◆ **Compito da svolgere**:
Scrivi il seguito del testo sui delitti per tradimento nelle famiglie mafiose, partendo dopo la sua ultima frase.

◆ **Testo proposto**:
Bartucca ebbe un'altra storia con Valentino Galati, ex seminarista. Quando fu scoperto Galati scrisse ad Anello: «So che questi errori si pagano con la morte, venga a uccidermi perché so che sarà questa la vostra decisione». Ancora: pochi mesi fa Antonio Abbinante, boss dell'omonimo clan di Scampia, aveva già scavato la fossa dove seppellire un uomo, poi salvato dagli inquirenti, che aveva avuto una relazione con la moglie di un recluso. E Maria Buttone, moglie del boss di Marcianise Domenico Belforte, lo costrinse a uccidere Angela Gentile, con cui aveva intrecciato anni prima una storia.

Da questa donna Belforte aveva avuto una bambina, 13enne all'epoca dell'omicidio: la Buttone la accolse in casa, ma la madre della ragazza doveva sparire, per lavare il nome della famiglia. La «questione di genere» Come tutte le morali repressive, negli uomini la violazione della monogamia è maggiormente tollerata. A due condizioni: che il tradimento avvenga in assoluta segretezza e che si rimanga incasellati nei ruoli tradizionali di maschile e femminile. Ferdinando Caristena, commerciante di 33 anni di Gioia Tauro, aveva iniziato una relazione con la sorella del cognato del boss Mimmo Molè.

Tutto procedeva bene: ma prima delle nozze emerse che, in passato, Caristena aveva avuto relazioni anche con uomini. Fu lui stesso ad ammetterlo con i suoi assassini: fu ucciso nel maggio 1990. Sul «tradimento» femminile si articola il potere di vendetta e intimidazione di un cartello. Angela Costantino aveva 25 anni e 4 bambini. Il marito 'ndranghetista Pietro Lo Giudice era nel supercarcere di Palmi: è destinato a rimanerci anni. Lei inizia a frequentare un uomo. Non vuole lasciare il marito: cerca solo passione, tenerezza. Quando i parenti del marito la scoprono viene strangolata.

Era il '94, il corpo fu fatto sparire. Rosalia Pipitone, ventenne, moglie e madre, fu uccisa durante una rapina nel 1983, a Palermo. Anni dopo un pentito, Francesco di Carlo, spiegò che la rapina era una copertura: era Lia - «nata per la libertà, morta per la sua libertà» - il vero obiettivo. Quando Ciccio Madonia convocò il padre mafioso di Lia, Nino Pipitone, dichiarandogli la necessità di uccidere la figlia, «colpevole» di tradimento, fu lo stesso genitore della ragazza a convocare l'uomo che avrebbe portato a termine l'esecuzione.

Il giorno dopo verrà inscenato il suicidio dell'«amante» di Lia, scaraventato dal balcone. E ancora: Giuseppe Lucchese fece uccidere nel '84 la cognata, nel bar Alba di Palermo, perché «si lasciava corteggiare» mentre il marito Antonio era in cella. Nel 1982 aveva ucciso la sorella, Pina, perché seppur sposata aveva una relazione con un cantante neomelodico, Giuseppe Marchese, che fu incaprettato. Non deve stupire che spesso a decretare la condanna sia la famiglia della donna «fedifraga»: ordinare la morte del proprio congiunto significa intestarsi la pulizia e mostrare che nulla è perdonato a chi viola il codice d'onore.

◆ **Record forniti**:
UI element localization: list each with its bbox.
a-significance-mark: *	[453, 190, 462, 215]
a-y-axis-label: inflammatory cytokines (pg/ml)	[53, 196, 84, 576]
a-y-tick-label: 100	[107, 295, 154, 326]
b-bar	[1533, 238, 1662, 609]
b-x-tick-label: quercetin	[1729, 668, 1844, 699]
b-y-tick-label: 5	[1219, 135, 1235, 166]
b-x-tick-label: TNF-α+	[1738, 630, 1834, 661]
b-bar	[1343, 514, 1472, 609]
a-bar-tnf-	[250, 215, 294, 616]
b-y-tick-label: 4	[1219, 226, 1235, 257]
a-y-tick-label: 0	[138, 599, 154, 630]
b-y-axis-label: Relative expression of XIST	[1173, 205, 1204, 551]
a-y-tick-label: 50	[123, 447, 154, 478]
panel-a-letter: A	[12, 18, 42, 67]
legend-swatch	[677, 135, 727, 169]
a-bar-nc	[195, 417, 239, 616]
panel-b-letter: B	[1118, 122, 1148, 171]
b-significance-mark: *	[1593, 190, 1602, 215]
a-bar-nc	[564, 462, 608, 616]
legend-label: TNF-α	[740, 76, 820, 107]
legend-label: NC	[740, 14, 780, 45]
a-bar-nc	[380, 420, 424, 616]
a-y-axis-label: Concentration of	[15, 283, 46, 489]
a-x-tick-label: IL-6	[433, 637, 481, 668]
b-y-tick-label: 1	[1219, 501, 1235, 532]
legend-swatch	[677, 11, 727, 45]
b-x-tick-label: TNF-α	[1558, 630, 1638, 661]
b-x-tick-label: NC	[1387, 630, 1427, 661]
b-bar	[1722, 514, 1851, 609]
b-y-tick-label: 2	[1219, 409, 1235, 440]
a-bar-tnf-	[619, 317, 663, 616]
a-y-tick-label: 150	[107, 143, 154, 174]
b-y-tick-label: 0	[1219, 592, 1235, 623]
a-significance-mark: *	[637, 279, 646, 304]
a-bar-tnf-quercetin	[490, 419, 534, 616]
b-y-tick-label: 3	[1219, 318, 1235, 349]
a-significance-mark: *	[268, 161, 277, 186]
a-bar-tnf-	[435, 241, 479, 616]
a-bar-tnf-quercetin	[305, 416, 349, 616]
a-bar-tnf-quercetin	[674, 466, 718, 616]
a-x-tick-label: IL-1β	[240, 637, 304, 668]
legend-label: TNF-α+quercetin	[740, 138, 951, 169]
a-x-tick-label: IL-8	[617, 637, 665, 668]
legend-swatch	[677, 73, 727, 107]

◆ **Risultato**:
Come avvenuto nel '95 ad Alessandro Alleruzzo, figlio del boss Santo detto «a' vipera», che guidava il gruppo di Paternò di Cosa nostra. La sorella Nunzia, lasciato il marito, aveva deciso di non avere una nuova relazione esclusiva. Alleruzzo la portò in campagna, la rimproverò per essere uscita con uomini diversi; poi - mentre era di spalle, non riuscendo a sostenerne lo sguardo - le sparò in testa. Alcune donne, in queste dinamiche di terrore, scelgono di farsi carnefici prima di diventare vittime: alla fine degli anni 80 il camorrista Nicola Nuzzo fu ucciso a martellate in una clinica romana su ordine della moglie, Carmela Frezza De Rosa.

Nuzzo aveva scoperto che lei aveva una relazione con il medico di famiglia: la donna temeva la vendetta su di sé e i figli. L'«onore» camorristico della famiglia fu vendicato dal fratello di Nuzzo, Raffaele, che fece uccidere il medico. Sono comportamenti estremi, certo. Ma la premessa per l'esistenza di una morale mafiosa è la capillarità di una morale repressiva - «ancora bigotta» - nella società.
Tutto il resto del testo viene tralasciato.